Supplied material:

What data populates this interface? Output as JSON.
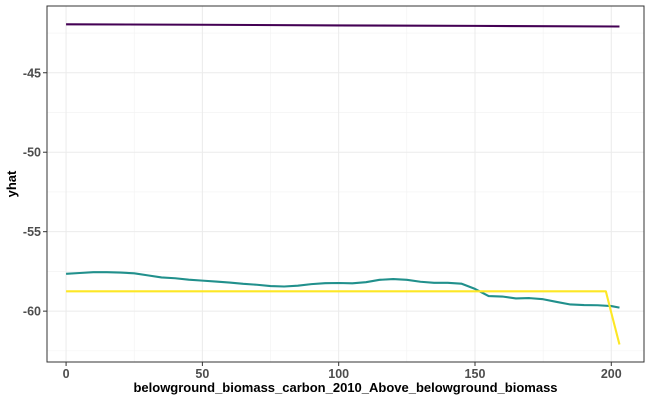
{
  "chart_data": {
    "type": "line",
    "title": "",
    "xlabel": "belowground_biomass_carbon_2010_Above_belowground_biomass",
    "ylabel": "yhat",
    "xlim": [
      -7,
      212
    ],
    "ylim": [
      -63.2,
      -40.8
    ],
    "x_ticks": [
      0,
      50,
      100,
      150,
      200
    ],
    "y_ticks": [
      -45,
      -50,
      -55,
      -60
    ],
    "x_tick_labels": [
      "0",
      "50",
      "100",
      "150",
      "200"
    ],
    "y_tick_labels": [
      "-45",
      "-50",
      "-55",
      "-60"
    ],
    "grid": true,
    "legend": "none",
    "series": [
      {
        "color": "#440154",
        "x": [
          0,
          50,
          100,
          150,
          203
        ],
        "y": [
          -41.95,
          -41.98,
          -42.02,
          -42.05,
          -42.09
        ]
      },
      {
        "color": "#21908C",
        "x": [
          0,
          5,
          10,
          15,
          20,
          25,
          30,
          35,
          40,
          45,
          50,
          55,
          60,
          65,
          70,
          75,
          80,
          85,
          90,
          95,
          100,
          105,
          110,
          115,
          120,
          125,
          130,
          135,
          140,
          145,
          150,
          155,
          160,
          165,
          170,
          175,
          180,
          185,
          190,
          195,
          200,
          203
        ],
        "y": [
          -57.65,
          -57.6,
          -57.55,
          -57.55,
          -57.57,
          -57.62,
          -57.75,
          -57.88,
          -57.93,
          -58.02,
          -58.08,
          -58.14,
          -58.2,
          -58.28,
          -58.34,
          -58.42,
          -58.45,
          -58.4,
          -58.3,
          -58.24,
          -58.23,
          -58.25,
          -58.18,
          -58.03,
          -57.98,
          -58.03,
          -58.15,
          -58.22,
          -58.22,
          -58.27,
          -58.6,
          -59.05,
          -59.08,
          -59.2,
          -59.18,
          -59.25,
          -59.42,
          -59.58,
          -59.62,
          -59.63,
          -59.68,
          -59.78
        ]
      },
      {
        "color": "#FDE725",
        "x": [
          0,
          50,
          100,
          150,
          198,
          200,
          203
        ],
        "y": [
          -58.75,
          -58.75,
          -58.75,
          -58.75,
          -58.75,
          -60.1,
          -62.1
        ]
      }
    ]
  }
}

Required work:
Transcribe the whole listing exactly. Pictures stay out of your copy.

Completed task:
What data populates this interface? Output as JSON.
{
  "chart_data": {
    "type": "line",
    "title": "",
    "xlabel": "belowground_biomass_carbon_2010_Above_belowground_biomass",
    "ylabel": "yhat",
    "xlim": [
      -7,
      212
    ],
    "ylim": [
      -63.2,
      -40.8
    ],
    "x_ticks": [
      0,
      50,
      100,
      150,
      200
    ],
    "y_ticks": [
      -45,
      -50,
      -55,
      -60
    ],
    "x_tick_labels": [
      "0",
      "50",
      "100",
      "150",
      "200"
    ],
    "y_tick_labels": [
      "-45",
      "-50",
      "-55",
      "-60"
    ],
    "grid": true,
    "legend": "none",
    "series": [
      {
        "color": "#440154",
        "x": [
          0,
          50,
          100,
          150,
          203
        ],
        "y": [
          -41.95,
          -41.98,
          -42.02,
          -42.05,
          -42.09
        ]
      },
      {
        "color": "#21908C",
        "x": [
          0,
          5,
          10,
          15,
          20,
          25,
          30,
          35,
          40,
          45,
          50,
          55,
          60,
          65,
          70,
          75,
          80,
          85,
          90,
          95,
          100,
          105,
          110,
          115,
          120,
          125,
          130,
          135,
          140,
          145,
          150,
          155,
          160,
          165,
          170,
          175,
          180,
          185,
          190,
          195,
          200,
          203
        ],
        "y": [
          -57.65,
          -57.6,
          -57.55,
          -57.55,
          -57.57,
          -57.62,
          -57.75,
          -57.88,
          -57.93,
          -58.02,
          -58.08,
          -58.14,
          -58.2,
          -58.28,
          -58.34,
          -58.42,
          -58.45,
          -58.4,
          -58.3,
          -58.24,
          -58.23,
          -58.25,
          -58.18,
          -58.03,
          -57.98,
          -58.03,
          -58.15,
          -58.22,
          -58.22,
          -58.27,
          -58.6,
          -59.05,
          -59.08,
          -59.2,
          -59.18,
          -59.25,
          -59.42,
          -59.58,
          -59.62,
          -59.63,
          -59.68,
          -59.78
        ]
      },
      {
        "color": "#FDE725",
        "x": [
          0,
          50,
          100,
          150,
          198,
          200,
          203
        ],
        "y": [
          -58.75,
          -58.75,
          -58.75,
          -58.75,
          -58.75,
          -60.1,
          -62.1
        ]
      }
    ]
  }
}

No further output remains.